EXERCISE GOAL:
Write out every entry exactly as given, but omit the pictures.

SOURCE MATERIAL:
##############################

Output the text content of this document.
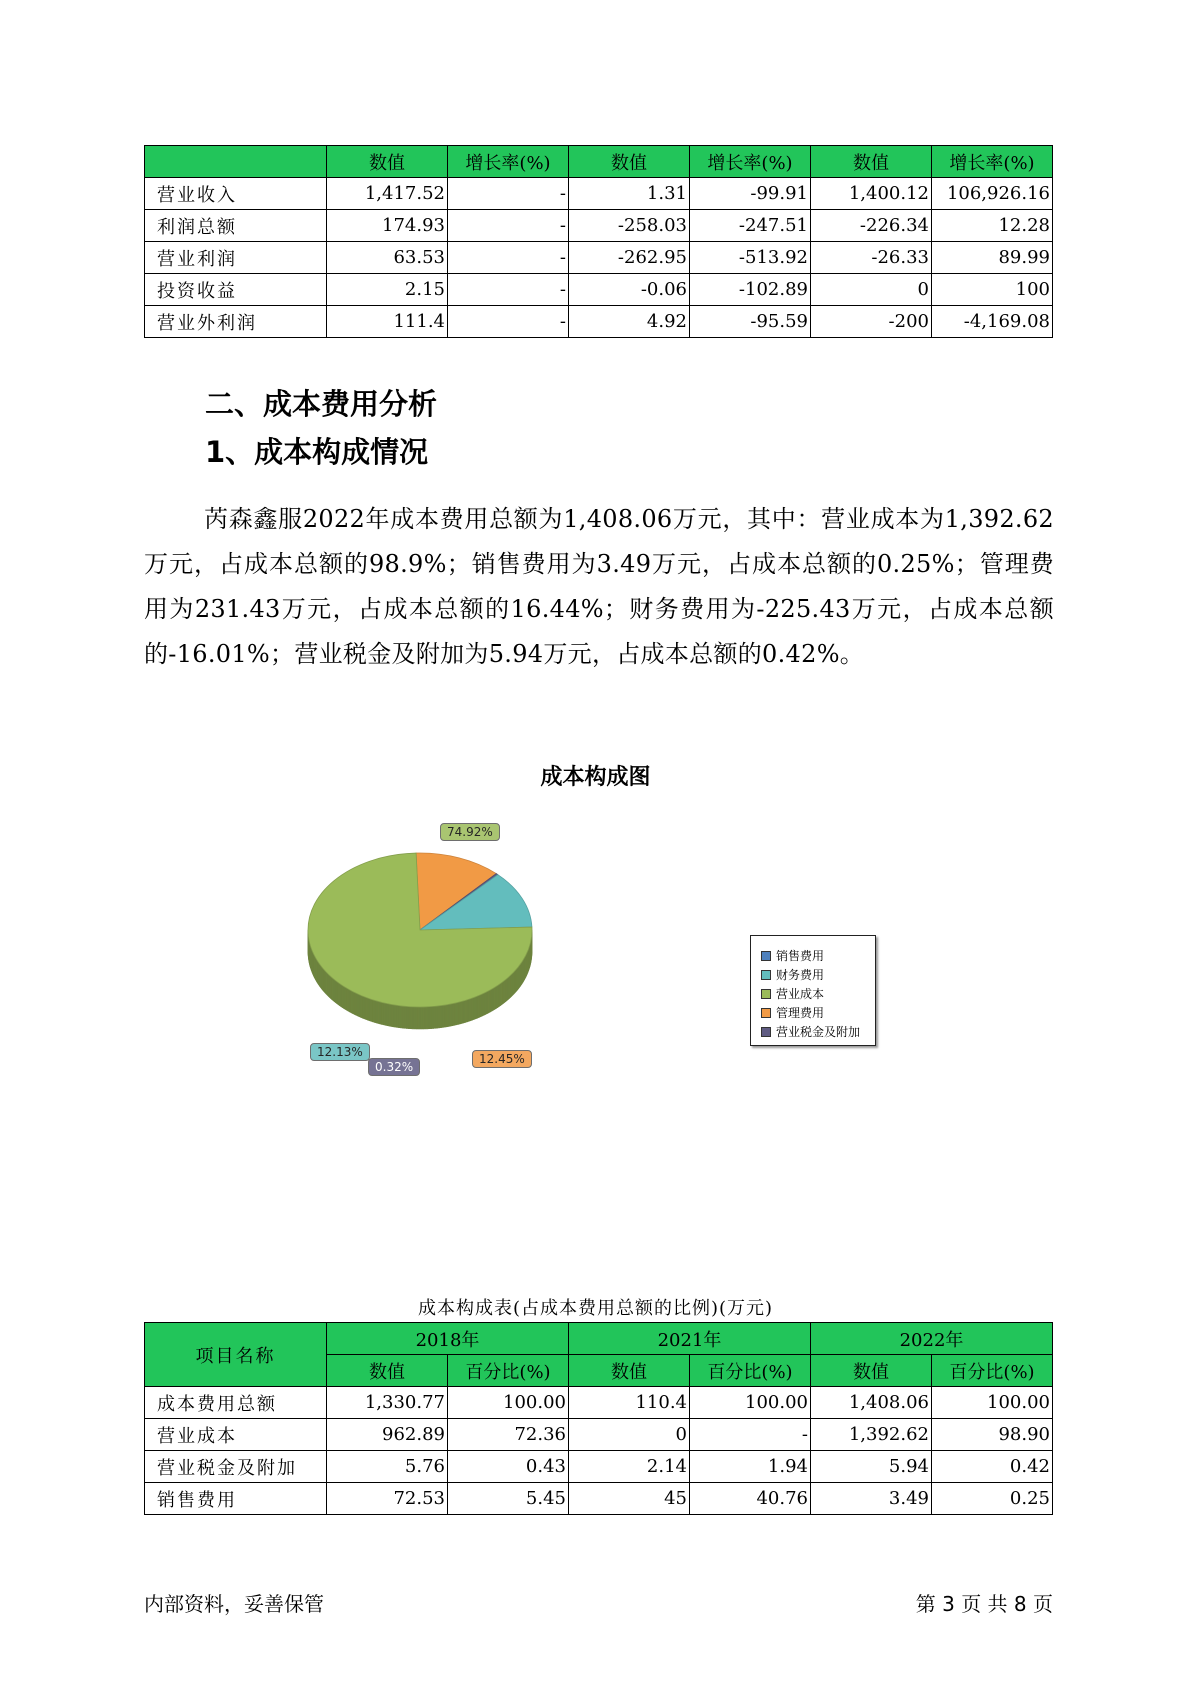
	数值	增长率(%)	数值	增长率(%)	数值	增长率(%)
营业收入	1,417.52	-	1.31	-99.91	1,400.12	106,926.16
利润总额	174.93	-	-258.03	-247.51	-226.34	12.28
营业利润	63.53	-	-262.95	-513.92	-26.33	89.99
投资收益	2.15	-	-0.06	-102.89	0	100
营业外利润	111.4	-	4.92	-95.59	-200	-4,169.08
二、成本费用分析
1、成本构成情况

芮森鑫服2022年成本费用总额为1,408.06万元，其中：营业成本为1,392.62万元，占成本总额的98.9%；销售费用为3.49万元，占成本总额的0.25%；管理费用为231.43万元，占成本总额的16.44%；财务费用为-225.43万元，占成本总额的-16.01%；营业税金及附加为5.94万元，占成本总额的0.42%。

成本构成图
12.45%
0.32%
12.13%
74.92%
销售费用
财务费用
营业成本
管理费用
营业税金及附加
成本构成表(占成本费用总额的比例)(万元)
项目名称	2018年		2021年		2022年	
	数值	百分比(%)	数值	百分比(%)	数值	百分比(%)
成本费用总额	1,330.77	100.00	110.4	100.00	1,408.06	100.00
营业成本	962.89	72.36	0	-	1,392.62	98.90
营业税金及附加	5.76	0.43	2.14	1.94	5.94	0.42
销售费用	72.53	5.45	45	40.76	3.49	0.25
内部资料，妥善保管	第 3 页 共 8 页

##############################

EXERCISE SOLUTION:
Output the text content of this document.
	数值	增长率(%)	数值	增长率(%)	数值	增长率(%)
营业收入	1,417.52	-	1.31	-99.91	1,400.12	106,926.16
利润总额	174.93	-	-258.03	-247.51	-226.34	12.28
营业利润	63.53	-	-262.95	-513.92	-26.33	89.99
投资收益	2.15	-	-0.06	-102.89	0	100
营业外利润	111.4	-	4.92	-95.59	-200	-4,169.08
二、成本费用分析
1、成本构成情况

芮森鑫服2022年成本费用总额为1,408.06万元，其中：营业成本为1,392.62万元，占成本总额的98.9%；销售费用为3.49万元，占成本总额的0.25%；管理费用为231.43万元，占成本总额的16.44%；财务费用为-225.43万元，占成本总额的-16.01%；营业税金及附加为5.94万元，占成本总额的0.42%。

成本构成图
12.45%
0.32%
12.13%
74.92%
销售费用
财务费用
营业成本
管理费用
营业税金及附加
成本构成表(占成本费用总额的比例)(万元)
项目名称	2018年		2021年		2022年	
	数值	百分比(%)	数值	百分比(%)	数值	百分比(%)
成本费用总额	1,330.77	100.00	110.4	100.00	1,408.06	100.00
营业成本	962.89	72.36	0	-	1,392.62	98.90
营业税金及附加	5.76	0.43	2.14	1.94	5.94	0.42
销售费用	72.53	5.45	45	40.76	3.49	0.25
内部资料，妥善保管	第 3 页 共 8 页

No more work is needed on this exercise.